_Material provided:_

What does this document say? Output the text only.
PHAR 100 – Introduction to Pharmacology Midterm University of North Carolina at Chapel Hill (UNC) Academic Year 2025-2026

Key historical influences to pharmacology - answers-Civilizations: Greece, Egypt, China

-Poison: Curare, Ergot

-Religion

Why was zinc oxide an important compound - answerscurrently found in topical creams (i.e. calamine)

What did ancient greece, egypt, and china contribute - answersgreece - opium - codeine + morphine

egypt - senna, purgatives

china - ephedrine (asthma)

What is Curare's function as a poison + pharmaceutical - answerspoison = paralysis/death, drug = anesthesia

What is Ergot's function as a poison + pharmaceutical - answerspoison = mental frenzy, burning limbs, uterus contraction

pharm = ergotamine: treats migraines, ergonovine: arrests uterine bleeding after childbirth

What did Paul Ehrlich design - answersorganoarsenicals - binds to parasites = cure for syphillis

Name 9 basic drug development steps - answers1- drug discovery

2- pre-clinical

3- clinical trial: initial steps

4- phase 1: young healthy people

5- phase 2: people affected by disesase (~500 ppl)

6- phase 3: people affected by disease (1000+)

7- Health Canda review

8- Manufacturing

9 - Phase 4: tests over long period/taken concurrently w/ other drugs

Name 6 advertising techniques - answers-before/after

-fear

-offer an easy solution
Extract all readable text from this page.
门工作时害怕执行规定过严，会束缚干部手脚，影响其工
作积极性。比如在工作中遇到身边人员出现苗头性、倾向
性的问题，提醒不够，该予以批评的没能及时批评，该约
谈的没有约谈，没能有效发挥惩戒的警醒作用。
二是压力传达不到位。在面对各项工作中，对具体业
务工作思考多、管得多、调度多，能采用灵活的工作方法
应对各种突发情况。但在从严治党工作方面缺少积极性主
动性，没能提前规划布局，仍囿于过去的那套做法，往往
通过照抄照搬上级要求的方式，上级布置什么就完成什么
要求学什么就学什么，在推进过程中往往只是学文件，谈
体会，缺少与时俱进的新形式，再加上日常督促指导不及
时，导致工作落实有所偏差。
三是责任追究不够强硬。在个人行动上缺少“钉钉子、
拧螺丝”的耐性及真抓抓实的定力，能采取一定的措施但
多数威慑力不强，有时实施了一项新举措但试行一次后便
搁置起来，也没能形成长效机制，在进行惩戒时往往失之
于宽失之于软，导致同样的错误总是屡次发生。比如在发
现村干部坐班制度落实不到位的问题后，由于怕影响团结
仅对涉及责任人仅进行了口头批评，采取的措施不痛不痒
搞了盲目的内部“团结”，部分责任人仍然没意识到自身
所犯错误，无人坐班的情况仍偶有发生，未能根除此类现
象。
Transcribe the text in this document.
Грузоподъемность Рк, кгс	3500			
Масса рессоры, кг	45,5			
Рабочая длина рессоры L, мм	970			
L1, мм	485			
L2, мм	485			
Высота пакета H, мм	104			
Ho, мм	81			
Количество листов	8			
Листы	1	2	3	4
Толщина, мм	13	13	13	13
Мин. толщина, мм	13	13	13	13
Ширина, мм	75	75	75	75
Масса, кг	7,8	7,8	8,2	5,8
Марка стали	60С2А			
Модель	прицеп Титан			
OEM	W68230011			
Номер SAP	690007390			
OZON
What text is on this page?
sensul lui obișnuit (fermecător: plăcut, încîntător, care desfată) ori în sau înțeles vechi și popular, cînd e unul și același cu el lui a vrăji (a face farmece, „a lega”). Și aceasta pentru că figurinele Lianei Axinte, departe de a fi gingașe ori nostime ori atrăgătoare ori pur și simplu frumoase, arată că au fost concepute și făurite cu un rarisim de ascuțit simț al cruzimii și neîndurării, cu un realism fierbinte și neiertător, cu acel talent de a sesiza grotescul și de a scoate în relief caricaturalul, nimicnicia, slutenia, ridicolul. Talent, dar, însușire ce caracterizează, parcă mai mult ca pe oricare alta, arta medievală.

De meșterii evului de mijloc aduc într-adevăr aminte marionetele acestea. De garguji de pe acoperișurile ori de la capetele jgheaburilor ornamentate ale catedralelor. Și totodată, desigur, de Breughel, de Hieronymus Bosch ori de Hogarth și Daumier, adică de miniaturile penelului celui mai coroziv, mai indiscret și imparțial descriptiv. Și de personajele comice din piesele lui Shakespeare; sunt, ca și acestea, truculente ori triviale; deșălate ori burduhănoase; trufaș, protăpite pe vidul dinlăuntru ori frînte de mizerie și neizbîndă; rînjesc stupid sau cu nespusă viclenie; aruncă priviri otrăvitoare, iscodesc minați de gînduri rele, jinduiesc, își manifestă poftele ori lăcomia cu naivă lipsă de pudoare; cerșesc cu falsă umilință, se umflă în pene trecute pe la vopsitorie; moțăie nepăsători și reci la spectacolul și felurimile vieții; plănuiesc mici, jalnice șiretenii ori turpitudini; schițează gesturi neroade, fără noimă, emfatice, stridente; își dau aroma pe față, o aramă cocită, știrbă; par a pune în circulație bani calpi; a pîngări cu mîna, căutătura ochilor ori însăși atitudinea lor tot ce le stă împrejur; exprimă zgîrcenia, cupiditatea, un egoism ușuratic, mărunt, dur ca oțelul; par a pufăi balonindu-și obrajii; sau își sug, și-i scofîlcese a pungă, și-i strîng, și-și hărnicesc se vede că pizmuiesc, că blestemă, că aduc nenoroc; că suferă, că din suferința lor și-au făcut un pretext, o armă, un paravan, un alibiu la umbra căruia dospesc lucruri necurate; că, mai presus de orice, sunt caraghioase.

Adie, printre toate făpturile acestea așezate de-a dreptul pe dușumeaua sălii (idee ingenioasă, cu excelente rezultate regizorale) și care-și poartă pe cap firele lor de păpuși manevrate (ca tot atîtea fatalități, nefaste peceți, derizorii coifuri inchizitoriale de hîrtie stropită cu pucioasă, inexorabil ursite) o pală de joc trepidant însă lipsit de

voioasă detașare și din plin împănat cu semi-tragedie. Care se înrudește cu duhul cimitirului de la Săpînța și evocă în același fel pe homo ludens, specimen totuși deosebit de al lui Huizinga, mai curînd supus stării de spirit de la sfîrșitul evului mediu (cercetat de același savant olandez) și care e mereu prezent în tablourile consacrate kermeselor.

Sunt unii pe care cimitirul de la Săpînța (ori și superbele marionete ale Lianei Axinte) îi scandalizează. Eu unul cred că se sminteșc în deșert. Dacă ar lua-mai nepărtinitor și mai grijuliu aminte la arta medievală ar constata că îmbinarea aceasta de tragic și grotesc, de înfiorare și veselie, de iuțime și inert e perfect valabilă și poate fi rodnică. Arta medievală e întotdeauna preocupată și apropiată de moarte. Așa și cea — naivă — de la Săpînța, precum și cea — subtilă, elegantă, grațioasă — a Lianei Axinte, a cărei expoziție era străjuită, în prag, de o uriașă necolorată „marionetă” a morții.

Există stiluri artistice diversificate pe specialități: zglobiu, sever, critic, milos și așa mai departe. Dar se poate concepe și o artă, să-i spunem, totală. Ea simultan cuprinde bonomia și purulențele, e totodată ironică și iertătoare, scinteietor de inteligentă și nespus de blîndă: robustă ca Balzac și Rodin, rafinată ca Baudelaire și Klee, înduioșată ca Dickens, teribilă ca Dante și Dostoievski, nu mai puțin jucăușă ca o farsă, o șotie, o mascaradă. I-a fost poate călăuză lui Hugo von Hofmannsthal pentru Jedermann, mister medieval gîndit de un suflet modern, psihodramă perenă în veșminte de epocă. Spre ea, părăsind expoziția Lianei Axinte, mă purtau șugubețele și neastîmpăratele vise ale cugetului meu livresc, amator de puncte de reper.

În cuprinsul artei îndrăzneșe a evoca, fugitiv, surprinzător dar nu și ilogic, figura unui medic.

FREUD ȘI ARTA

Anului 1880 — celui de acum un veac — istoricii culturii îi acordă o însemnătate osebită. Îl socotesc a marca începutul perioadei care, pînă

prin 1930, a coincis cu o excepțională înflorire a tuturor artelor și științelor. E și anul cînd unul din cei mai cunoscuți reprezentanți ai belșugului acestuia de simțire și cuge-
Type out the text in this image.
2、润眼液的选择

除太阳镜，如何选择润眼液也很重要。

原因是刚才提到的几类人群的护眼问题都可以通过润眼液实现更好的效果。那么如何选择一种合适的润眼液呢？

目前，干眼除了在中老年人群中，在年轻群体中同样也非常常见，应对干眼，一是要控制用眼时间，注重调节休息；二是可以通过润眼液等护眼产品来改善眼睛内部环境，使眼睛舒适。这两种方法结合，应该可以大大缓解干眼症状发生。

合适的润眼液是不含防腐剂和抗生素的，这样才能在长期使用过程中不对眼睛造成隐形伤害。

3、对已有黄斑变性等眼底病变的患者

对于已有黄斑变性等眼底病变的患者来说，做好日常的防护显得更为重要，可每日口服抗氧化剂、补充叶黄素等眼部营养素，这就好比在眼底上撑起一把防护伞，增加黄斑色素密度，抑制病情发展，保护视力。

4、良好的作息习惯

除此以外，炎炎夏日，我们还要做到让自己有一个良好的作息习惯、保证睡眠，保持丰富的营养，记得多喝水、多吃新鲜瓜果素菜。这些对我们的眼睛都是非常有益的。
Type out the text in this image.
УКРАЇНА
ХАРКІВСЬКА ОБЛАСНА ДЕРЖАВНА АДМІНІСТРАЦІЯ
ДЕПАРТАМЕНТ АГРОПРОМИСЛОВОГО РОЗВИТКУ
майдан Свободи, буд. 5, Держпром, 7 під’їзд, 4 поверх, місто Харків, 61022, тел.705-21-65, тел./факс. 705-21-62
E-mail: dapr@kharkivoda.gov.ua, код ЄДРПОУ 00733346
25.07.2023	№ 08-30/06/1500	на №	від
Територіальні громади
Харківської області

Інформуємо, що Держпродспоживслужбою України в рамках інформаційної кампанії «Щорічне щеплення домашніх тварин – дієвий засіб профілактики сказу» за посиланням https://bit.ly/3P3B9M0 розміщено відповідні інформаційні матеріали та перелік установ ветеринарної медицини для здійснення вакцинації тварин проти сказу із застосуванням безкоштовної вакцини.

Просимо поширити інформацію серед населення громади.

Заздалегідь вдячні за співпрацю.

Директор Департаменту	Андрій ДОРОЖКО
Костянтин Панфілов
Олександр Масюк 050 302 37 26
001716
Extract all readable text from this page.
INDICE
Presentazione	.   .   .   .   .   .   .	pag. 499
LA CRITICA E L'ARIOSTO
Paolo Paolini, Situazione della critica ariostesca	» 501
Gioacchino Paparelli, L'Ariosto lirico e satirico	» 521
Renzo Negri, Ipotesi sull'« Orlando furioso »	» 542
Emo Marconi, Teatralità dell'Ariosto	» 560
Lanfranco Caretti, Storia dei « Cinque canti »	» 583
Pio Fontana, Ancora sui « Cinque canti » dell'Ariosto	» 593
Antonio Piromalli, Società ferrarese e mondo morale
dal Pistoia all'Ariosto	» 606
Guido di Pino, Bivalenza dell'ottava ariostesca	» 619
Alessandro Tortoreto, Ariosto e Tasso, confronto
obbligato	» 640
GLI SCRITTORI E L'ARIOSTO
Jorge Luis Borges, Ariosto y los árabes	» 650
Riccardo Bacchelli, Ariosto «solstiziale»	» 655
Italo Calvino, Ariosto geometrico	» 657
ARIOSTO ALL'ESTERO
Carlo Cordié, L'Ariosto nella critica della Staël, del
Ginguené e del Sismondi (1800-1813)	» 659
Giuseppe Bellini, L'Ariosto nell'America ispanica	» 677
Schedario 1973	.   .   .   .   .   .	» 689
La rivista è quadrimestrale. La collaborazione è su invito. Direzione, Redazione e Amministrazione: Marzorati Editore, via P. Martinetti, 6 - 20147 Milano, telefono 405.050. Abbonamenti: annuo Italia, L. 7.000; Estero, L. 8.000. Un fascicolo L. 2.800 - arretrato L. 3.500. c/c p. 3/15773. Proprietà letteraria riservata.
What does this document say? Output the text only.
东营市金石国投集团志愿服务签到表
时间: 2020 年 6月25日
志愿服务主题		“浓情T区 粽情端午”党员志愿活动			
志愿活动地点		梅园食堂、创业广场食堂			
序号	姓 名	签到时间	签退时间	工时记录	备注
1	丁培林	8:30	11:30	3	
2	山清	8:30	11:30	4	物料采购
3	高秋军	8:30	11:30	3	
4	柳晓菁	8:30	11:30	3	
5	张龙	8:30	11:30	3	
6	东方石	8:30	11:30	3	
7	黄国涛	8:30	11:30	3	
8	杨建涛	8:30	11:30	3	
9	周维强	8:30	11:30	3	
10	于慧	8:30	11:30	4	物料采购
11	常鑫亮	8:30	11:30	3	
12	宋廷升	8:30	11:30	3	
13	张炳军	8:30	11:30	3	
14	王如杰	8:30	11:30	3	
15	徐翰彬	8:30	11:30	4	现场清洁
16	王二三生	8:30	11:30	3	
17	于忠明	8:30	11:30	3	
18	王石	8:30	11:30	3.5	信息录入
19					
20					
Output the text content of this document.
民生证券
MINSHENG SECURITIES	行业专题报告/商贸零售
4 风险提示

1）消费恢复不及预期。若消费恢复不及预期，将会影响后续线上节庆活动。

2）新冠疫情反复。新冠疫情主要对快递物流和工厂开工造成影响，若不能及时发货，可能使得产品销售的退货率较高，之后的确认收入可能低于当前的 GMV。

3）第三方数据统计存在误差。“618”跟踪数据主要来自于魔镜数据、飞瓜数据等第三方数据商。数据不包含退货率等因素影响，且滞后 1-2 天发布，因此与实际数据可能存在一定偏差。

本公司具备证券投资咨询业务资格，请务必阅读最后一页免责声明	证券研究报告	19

_Written task:_ Looking at the data above, how many lines hold the word "steps"? Respond with the number alone.

_Written solution:_ 2